Required work: Everything in the listing except the pictures should be written out exactly.

* begin *

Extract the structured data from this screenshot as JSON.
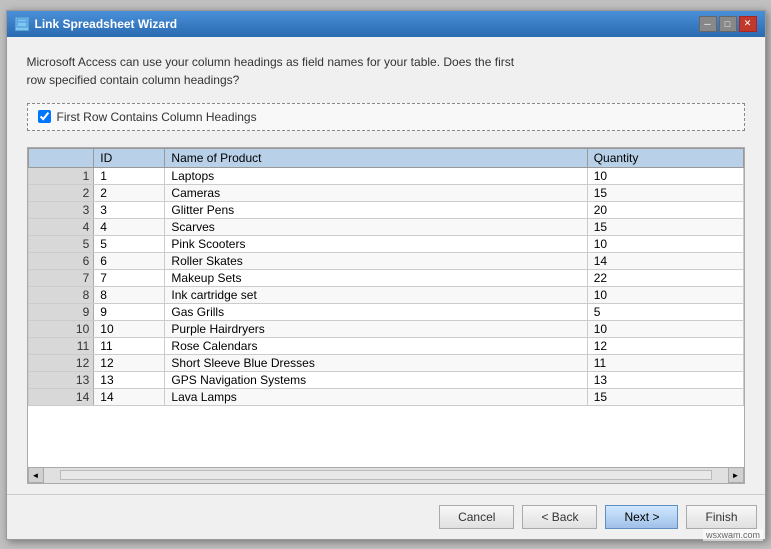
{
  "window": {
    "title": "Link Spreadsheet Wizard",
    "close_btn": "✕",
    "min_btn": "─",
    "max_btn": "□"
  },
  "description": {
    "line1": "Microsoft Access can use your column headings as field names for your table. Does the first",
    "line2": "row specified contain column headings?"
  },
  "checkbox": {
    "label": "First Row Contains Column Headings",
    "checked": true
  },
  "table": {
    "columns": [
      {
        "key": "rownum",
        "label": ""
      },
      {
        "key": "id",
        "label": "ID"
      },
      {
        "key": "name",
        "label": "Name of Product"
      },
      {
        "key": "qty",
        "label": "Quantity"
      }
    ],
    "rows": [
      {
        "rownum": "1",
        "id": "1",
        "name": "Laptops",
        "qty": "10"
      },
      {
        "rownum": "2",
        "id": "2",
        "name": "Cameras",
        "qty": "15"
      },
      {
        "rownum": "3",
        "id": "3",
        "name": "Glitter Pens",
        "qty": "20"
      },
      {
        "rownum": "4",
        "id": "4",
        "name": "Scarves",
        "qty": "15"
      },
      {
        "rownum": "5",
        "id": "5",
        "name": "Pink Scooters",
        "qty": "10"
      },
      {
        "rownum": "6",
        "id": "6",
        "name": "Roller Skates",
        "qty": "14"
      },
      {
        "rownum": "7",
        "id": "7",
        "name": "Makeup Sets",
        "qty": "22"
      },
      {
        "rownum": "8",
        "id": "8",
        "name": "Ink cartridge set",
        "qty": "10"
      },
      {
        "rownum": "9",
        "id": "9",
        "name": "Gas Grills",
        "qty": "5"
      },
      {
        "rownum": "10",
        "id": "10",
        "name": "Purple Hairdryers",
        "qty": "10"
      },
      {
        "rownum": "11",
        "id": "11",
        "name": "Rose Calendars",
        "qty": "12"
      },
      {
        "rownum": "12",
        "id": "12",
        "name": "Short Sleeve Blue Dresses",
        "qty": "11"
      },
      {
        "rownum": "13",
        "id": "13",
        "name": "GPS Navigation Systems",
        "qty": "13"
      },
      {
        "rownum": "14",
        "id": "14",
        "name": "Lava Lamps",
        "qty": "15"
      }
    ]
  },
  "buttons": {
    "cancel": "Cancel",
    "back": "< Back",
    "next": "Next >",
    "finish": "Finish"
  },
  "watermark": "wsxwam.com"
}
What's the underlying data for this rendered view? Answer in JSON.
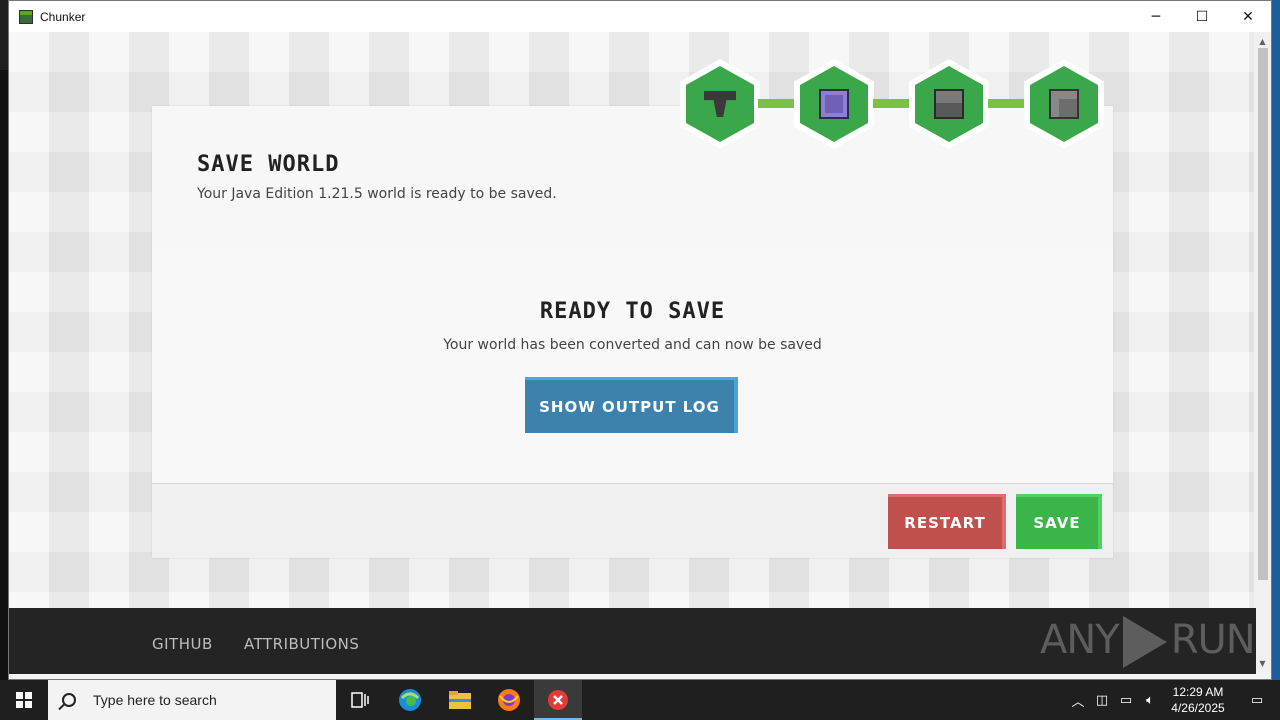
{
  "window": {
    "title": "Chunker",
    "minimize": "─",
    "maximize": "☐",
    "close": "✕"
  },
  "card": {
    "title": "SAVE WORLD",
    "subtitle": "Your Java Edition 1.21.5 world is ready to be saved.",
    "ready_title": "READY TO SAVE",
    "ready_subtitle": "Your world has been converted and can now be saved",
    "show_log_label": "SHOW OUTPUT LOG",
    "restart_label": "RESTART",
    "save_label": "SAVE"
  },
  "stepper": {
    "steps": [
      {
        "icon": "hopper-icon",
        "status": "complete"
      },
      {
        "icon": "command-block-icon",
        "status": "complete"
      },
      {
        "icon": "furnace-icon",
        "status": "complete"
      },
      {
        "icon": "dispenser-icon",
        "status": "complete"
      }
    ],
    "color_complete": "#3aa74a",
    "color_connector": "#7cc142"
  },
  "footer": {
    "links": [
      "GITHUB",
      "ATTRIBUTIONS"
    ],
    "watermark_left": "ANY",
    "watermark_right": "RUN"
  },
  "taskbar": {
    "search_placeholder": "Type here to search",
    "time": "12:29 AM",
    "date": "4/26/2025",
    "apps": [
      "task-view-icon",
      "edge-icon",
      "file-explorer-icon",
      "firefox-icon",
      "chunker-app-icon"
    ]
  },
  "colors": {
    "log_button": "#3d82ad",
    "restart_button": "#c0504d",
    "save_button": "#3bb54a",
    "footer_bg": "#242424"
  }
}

* end *

Exercise solution:
Extract the structured data from this screenshot as JSON.
{
  "window": {
    "title": "Link Spreadsheet Wizard",
    "close_btn": "✕",
    "min_btn": "─",
    "max_btn": "□"
  },
  "description": {
    "line1": "Microsoft Access can use your column headings as field names for your table. Does the first",
    "line2": "row specified contain column headings?"
  },
  "checkbox": {
    "label": "First Row Contains Column Headings",
    "checked": true
  },
  "table": {
    "columns": [
      {
        "key": "rownum",
        "label": ""
      },
      {
        "key": "id",
        "label": "ID"
      },
      {
        "key": "name",
        "label": "Name of Product"
      },
      {
        "key": "qty",
        "label": "Quantity"
      }
    ],
    "rows": [
      {
        "rownum": "1",
        "id": "1",
        "name": "Laptops",
        "qty": "10"
      },
      {
        "rownum": "2",
        "id": "2",
        "name": "Cameras",
        "qty": "15"
      },
      {
        "rownum": "3",
        "id": "3",
        "name": "Glitter Pens",
        "qty": "20"
      },
      {
        "rownum": "4",
        "id": "4",
        "name": "Scarves",
        "qty": "15"
      },
      {
        "rownum": "5",
        "id": "5",
        "name": "Pink Scooters",
        "qty": "10"
      },
      {
        "rownum": "6",
        "id": "6",
        "name": "Roller Skates",
        "qty": "14"
      },
      {
        "rownum": "7",
        "id": "7",
        "name": "Makeup Sets",
        "qty": "22"
      },
      {
        "rownum": "8",
        "id": "8",
        "name": "Ink cartridge set",
        "qty": "10"
      },
      {
        "rownum": "9",
        "id": "9",
        "name": "Gas Grills",
        "qty": "5"
      },
      {
        "rownum": "10",
        "id": "10",
        "name": "Purple Hairdryers",
        "qty": "10"
      },
      {
        "rownum": "11",
        "id": "11",
        "name": "Rose Calendars",
        "qty": "12"
      },
      {
        "rownum": "12",
        "id": "12",
        "name": "Short Sleeve Blue Dresses",
        "qty": "11"
      },
      {
        "rownum": "13",
        "id": "13",
        "name": "GPS Navigation Systems",
        "qty": "13"
      },
      {
        "rownum": "14",
        "id": "14",
        "name": "Lava Lamps",
        "qty": "15"
      }
    ]
  },
  "buttons": {
    "cancel": "Cancel",
    "back": "< Back",
    "next": "Next >",
    "finish": "Finish"
  },
  "watermark": "wsxwam.com"
}
What's the underlying data for this rendered view? Answer in JSON.
{
  "window": {
    "title": "Chunker",
    "minimize": "─",
    "maximize": "☐",
    "close": "✕"
  },
  "card": {
    "title": "SAVE WORLD",
    "subtitle": "Your Java Edition 1.21.5 world is ready to be saved.",
    "ready_title": "READY TO SAVE",
    "ready_subtitle": "Your world has been converted and can now be saved",
    "show_log_label": "SHOW OUTPUT LOG",
    "restart_label": "RESTART",
    "save_label": "SAVE"
  },
  "stepper": {
    "steps": [
      {
        "icon": "hopper-icon",
        "status": "complete"
      },
      {
        "icon": "command-block-icon",
        "status": "complete"
      },
      {
        "icon": "furnace-icon",
        "status": "complete"
      },
      {
        "icon": "dispenser-icon",
        "status": "complete"
      }
    ],
    "color_complete": "#3aa74a",
    "color_connector": "#7cc142"
  },
  "footer": {
    "links": [
      "GITHUB",
      "ATTRIBUTIONS"
    ],
    "watermark_left": "ANY",
    "watermark_right": "RUN"
  },
  "taskbar": {
    "search_placeholder": "Type here to search",
    "time": "12:29 AM",
    "date": "4/26/2025",
    "apps": [
      "task-view-icon",
      "edge-icon",
      "file-explorer-icon",
      "firefox-icon",
      "chunker-app-icon"
    ]
  },
  "colors": {
    "log_button": "#3d82ad",
    "restart_button": "#c0504d",
    "save_button": "#3bb54a",
    "footer_bg": "#242424"
  }
}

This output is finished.